» **WHAT THE EXERCISE ASKS**: Records follow. Copy every line with "name".

Records from a data collection:

────────────────

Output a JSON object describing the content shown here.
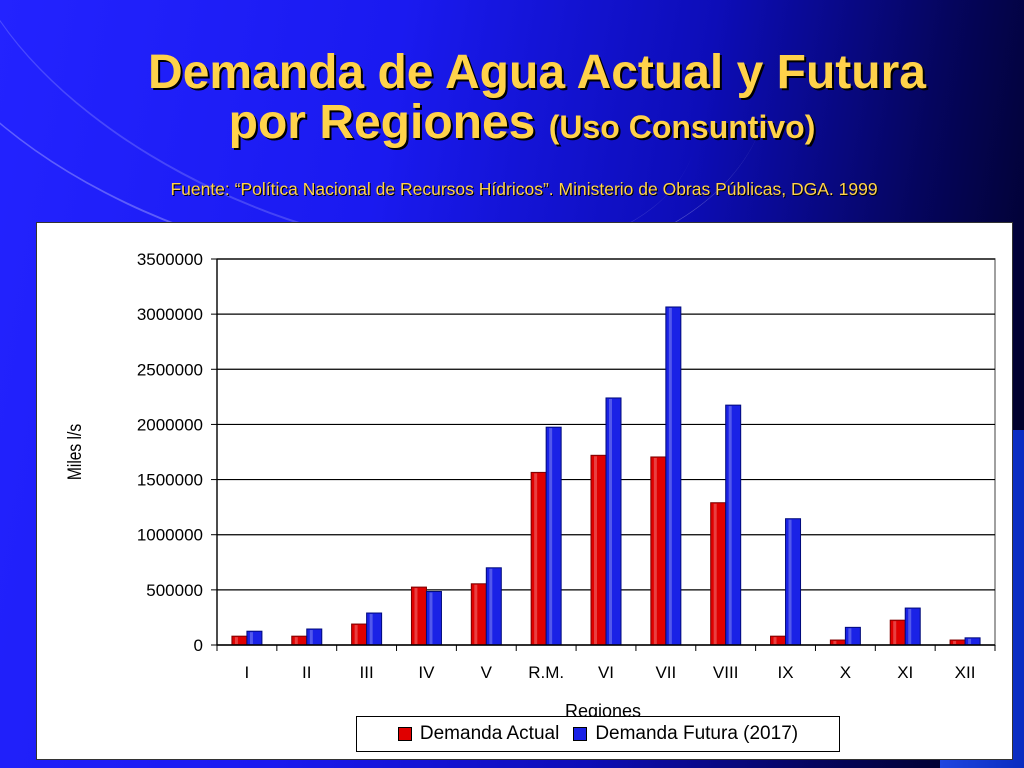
{
  "slide": {
    "title_line1": "Demanda de Agua  Actual y Futura",
    "title_line2": "por Regiones",
    "title_paren": "(Uso Consuntivo)",
    "source": "Fuente: “Política Nacional de Recursos Hídricos”. Ministerio de Obras Públicas, DGA. 1999"
  },
  "colors": {
    "actual": "#e00000",
    "futura": "#1a22e6",
    "title": "#ffd24a"
  },
  "chart_data": {
    "type": "bar",
    "categories": [
      "I",
      "II",
      "III",
      "IV",
      "V",
      "R.M.",
      "VI",
      "VII",
      "VIII",
      "IX",
      "X",
      "XI",
      "XII"
    ],
    "series": [
      {
        "name": "Demanda Actual",
        "values": [
          80000,
          80000,
          190000,
          525000,
          555000,
          1565000,
          1720000,
          1705000,
          1290000,
          80000,
          45000,
          225000,
          45000
        ]
      },
      {
        "name": "Demanda Futura (2017)",
        "values": [
          125000,
          145000,
          290000,
          485000,
          700000,
          1975000,
          2240000,
          3065000,
          2175000,
          1145000,
          160000,
          335000,
          65000
        ]
      }
    ],
    "xlabel": "Regiones",
    "ylabel": "Miles  l/s",
    "ylim": [
      0,
      3500000
    ],
    "yticks": [
      0,
      500000,
      1000000,
      1500000,
      2000000,
      2500000,
      3000000,
      3500000
    ],
    "grid": true,
    "legend_position": "bottom"
  }
}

────────────────

» **FINAL RESULT**:
        "name": "Demanda Actual",
        "name": "Demanda Futura (2017)",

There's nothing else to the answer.